_STATED EXERCISE_.
Every line below should be repeated exactly.

_EXTRACTED MATERIAL_.
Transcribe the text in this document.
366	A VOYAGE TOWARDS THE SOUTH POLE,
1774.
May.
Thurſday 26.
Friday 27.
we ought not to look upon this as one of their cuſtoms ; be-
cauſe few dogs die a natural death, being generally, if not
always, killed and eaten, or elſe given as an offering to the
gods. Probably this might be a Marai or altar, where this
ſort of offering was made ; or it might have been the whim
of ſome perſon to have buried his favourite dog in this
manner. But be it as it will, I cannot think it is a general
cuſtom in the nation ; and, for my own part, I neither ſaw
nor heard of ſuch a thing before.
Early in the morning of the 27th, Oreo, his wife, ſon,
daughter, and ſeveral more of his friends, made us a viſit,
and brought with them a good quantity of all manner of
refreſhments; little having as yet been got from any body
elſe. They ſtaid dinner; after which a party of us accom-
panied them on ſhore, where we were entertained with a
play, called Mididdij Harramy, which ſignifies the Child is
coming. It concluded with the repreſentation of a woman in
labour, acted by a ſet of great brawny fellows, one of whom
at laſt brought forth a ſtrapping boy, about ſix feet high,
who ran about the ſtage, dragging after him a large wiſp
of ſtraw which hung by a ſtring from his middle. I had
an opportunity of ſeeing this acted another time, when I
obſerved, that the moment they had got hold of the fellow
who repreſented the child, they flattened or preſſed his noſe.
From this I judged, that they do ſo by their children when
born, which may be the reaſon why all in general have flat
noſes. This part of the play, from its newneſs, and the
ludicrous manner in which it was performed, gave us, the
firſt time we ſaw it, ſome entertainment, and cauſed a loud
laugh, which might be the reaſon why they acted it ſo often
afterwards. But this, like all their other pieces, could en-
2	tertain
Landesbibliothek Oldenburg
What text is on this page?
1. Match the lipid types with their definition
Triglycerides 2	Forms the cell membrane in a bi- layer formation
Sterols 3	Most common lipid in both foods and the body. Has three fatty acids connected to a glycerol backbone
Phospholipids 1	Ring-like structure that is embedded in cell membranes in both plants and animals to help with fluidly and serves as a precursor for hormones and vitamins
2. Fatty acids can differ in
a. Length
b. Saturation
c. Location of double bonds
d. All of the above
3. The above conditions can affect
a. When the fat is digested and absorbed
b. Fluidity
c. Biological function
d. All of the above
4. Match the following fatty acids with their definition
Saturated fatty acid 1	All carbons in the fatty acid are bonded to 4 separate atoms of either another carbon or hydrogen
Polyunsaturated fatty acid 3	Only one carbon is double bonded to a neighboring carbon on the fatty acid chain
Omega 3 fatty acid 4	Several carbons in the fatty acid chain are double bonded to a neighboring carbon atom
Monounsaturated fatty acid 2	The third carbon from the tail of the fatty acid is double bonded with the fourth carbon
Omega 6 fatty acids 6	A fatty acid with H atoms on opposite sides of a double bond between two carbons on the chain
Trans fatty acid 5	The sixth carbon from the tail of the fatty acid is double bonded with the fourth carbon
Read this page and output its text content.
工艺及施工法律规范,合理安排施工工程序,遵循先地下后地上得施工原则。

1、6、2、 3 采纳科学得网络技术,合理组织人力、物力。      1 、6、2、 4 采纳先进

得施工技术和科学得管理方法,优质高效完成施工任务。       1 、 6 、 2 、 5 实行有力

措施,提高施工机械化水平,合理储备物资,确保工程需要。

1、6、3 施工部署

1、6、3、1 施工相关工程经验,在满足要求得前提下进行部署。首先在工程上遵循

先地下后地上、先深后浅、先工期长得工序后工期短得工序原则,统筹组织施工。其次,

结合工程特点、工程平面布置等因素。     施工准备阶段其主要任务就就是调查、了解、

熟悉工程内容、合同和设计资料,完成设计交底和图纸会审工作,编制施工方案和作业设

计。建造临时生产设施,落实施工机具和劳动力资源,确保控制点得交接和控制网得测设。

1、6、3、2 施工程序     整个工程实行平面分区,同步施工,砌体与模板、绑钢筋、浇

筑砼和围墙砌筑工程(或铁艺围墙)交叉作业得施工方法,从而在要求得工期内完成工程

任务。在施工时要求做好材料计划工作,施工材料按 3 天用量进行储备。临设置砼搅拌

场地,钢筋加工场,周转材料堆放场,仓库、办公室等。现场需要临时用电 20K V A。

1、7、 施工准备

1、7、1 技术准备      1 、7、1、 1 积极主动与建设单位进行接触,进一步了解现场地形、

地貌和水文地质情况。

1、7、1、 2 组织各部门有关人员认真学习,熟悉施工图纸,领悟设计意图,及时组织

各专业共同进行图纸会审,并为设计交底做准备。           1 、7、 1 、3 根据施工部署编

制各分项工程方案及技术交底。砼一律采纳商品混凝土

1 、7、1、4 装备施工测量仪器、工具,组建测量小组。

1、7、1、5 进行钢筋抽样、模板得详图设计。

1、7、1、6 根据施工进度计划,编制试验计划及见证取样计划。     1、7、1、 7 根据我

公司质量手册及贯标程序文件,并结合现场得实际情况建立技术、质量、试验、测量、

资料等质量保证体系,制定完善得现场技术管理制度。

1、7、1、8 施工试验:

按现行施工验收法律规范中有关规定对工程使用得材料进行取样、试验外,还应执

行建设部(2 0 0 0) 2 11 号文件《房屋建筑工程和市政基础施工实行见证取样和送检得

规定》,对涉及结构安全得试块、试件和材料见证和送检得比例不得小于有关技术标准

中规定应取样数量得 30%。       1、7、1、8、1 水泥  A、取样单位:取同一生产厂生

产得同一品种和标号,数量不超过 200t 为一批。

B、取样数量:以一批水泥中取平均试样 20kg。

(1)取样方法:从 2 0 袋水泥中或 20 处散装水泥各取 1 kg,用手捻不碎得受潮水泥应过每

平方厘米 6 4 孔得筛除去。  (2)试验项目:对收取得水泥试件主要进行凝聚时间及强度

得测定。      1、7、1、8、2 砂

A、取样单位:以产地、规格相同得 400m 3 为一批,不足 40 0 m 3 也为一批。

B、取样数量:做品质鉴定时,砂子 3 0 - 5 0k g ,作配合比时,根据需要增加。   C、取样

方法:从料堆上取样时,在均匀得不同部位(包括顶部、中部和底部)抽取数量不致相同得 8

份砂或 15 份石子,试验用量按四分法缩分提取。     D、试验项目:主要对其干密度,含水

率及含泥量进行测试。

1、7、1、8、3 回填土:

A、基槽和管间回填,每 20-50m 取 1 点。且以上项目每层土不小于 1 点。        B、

_SOLUTION_.
Transcribe the text in this document.
366	A VOYAGE TOWARDS THE SOUTH POLE,
1774.
May.
Thurſday 26.
Friday 27.
we ought not to look upon this as one of their cuſtoms ; be-
cauſe few dogs die a natural death, being generally, if not
always, killed and eaten, or elſe given as an offering to the
gods. Probably this might be a Marai or altar, where this
ſort of offering was made ; or it might have been the whim
of ſome perſon to have buried his favourite dog in this
manner. But be it as it will, I cannot think it is a general
cuſtom in the nation ; and, for my own part, I neither ſaw
nor heard of ſuch a thing before.
Early in the morning of the 27th, Oreo, his wife, ſon,
daughter, and ſeveral more of his friends, made us a viſit,
and brought with them a good quantity of all manner of
refreſhments; little having as yet been got from any body
elſe. They ſtaid dinner; after which a party of us accom-
panied them on ſhore, where we were entertained with a
play, called Mididdij Harramy, which ſignifies the Child is
coming. It concluded with the repreſentation of a woman in
labour, acted by a ſet of great brawny fellows, one of whom
at laſt brought forth a ſtrapping boy, about ſix feet high,
who ran about the ſtage, dragging after him a large wiſp
of ſtraw which hung by a ſtring from his middle. I had
an opportunity of ſeeing this acted another time, when I
obſerved, that the moment they had got hold of the fellow
who repreſented the child, they flattened or preſſed his noſe.
From this I judged, that they do ſo by their children when
born, which may be the reaſon why all in general have flat
noſes. This part of the play, from its newneſs, and the
ludicrous manner in which it was performed, gave us, the
firſt time we ſaw it, ſome entertainment, and cauſed a loud
laugh, which might be the reaſon why they acted it ſo often
afterwards. But this, like all their other pieces, could en-
2	tertain
Landesbibliothek Oldenburg
What text is on this page?
1. Match the lipid types with their definition
Triglycerides 2	Forms the cell membrane in a bi- layer formation
Sterols 3	Most common lipid in both foods and the body. Has three fatty acids connected to a glycerol backbone
Phospholipids 1	Ring-like structure that is embedded in cell membranes in both plants and animals to help with fluidly and serves as a precursor for hormones and vitamins
2. Fatty acids can differ in
a. Length
b. Saturation
c. Location of double bonds
d. All of the above
3. The above conditions can affect
a. When the fat is digested and absorbed
b. Fluidity
c. Biological function
d. All of the above
4. Match the following fatty acids with their definition
Saturated fatty acid 1	All carbons in the fatty acid are bonded to 4 separate atoms of either another carbon or hydrogen
Polyunsaturated fatty acid 3	Only one carbon is double bonded to a neighboring carbon on the fatty acid chain
Omega 3 fatty acid 4	Several carbons in the fatty acid chain are double bonded to a neighboring carbon atom
Monounsaturated fatty acid 2	The third carbon from the tail of the fatty acid is double bonded with the fourth carbon
Omega 6 fatty acids 6	A fatty acid with H atoms on opposite sides of a double bond between two carbons on the chain
Trans fatty acid 5	The sixth carbon from the tail of the fatty acid is double bonded with the fourth carbon
Read this page and output its text content.
工艺及施工法律规范,合理安排施工工程序,遵循先地下后地上得施工原则。

1、6、2、 3 采纳科学得网络技术,合理组织人力、物力。      1 、6、2、 4 采纳先进

得施工技术和科学得管理方法,优质高效完成施工任务。       1 、 6 、 2 、 5 实行有力

措施,提高施工机械化水平,合理储备物资,确保工程需要。

1、6、3 施工部署

1、6、3、1 施工相关工程经验,在满足要求得前提下进行部署。首先在工程上遵循

先地下后地上、先深后浅、先工期长得工序后工期短得工序原则,统筹组织施工。其次,

结合工程特点、工程平面布置等因素。     施工准备阶段其主要任务就就是调查、了解、

熟悉工程内容、合同和设计资料,完成设计交底和图纸会审工作,编制施工方案和作业设

计。建造临时生产设施,落实施工机具和劳动力资源,确保控制点得交接和控制网得测设。

1、6、3、2 施工程序     整个工程实行平面分区,同步施工,砌体与模板、绑钢筋、浇

筑砼和围墙砌筑工程(或铁艺围墙)交叉作业得施工方法,从而在要求得工期内完成工程

任务。在施工时要求做好材料计划工作,施工材料按 3 天用量进行储备。临设置砼搅拌

场地,钢筋加工场,周转材料堆放场,仓库、办公室等。现场需要临时用电 20K V A。

1、7、 施工准备

1、7、1 技术准备      1 、7、1、 1 积极主动与建设单位进行接触,进一步了解现场地形、

地貌和水文地质情况。

1、7、1、 2 组织各部门有关人员认真学习,熟悉施工图纸,领悟设计意图,及时组织

各专业共同进行图纸会审,并为设计交底做准备。           1 、7、 1 、3 根据施工部署编

制各分项工程方案及技术交底。砼一律采纳商品混凝土

1 、7、1、4 装备施工测量仪器、工具,组建测量小组。

1、7、1、5 进行钢筋抽样、模板得详图设计。

1、7、1、6 根据施工进度计划,编制试验计划及见证取样计划。     1、7、1、 7 根据我

公司质量手册及贯标程序文件,并结合现场得实际情况建立技术、质量、试验、测量、

资料等质量保证体系,制定完善得现场技术管理制度。

1、7、1、8 施工试验:

按现行施工验收法律规范中有关规定对工程使用得材料进行取样、试验外,还应执

行建设部(2 0 0 0) 2 11 号文件《房屋建筑工程和市政基础施工实行见证取样和送检得

规定》,对涉及结构安全得试块、试件和材料见证和送检得比例不得小于有关技术标准

中规定应取样数量得 30%。       1、7、1、8、1 水泥  A、取样单位:取同一生产厂生

产得同一品种和标号,数量不超过 200t 为一批。

B、取样数量:以一批水泥中取平均试样 20kg。

(1)取样方法:从 2 0 袋水泥中或 20 处散装水泥各取 1 kg,用手捻不碎得受潮水泥应过每

平方厘米 6 4 孔得筛除去。  (2)试验项目:对收取得水泥试件主要进行凝聚时间及强度

得测定。      1、7、1、8、2 砂

A、取样单位:以产地、规格相同得 400m 3 为一批,不足 40 0 m 3 也为一批。

B、取样数量:做品质鉴定时,砂子 3 0 - 5 0k g ,作配合比时,根据需要增加。   C、取样

方法:从料堆上取样时,在均匀得不同部位(包括顶部、中部和底部)抽取数量不致相同得 8

份砂或 15 份石子,试验用量按四分法缩分提取。     D、试验项目:主要对其干密度,含水

率及含泥量进行测试。

1、7、1、8、3 回填土:

A、基槽和管间回填,每 20-50m 取 1 点。且以上项目每层土不小于 1 点。        B、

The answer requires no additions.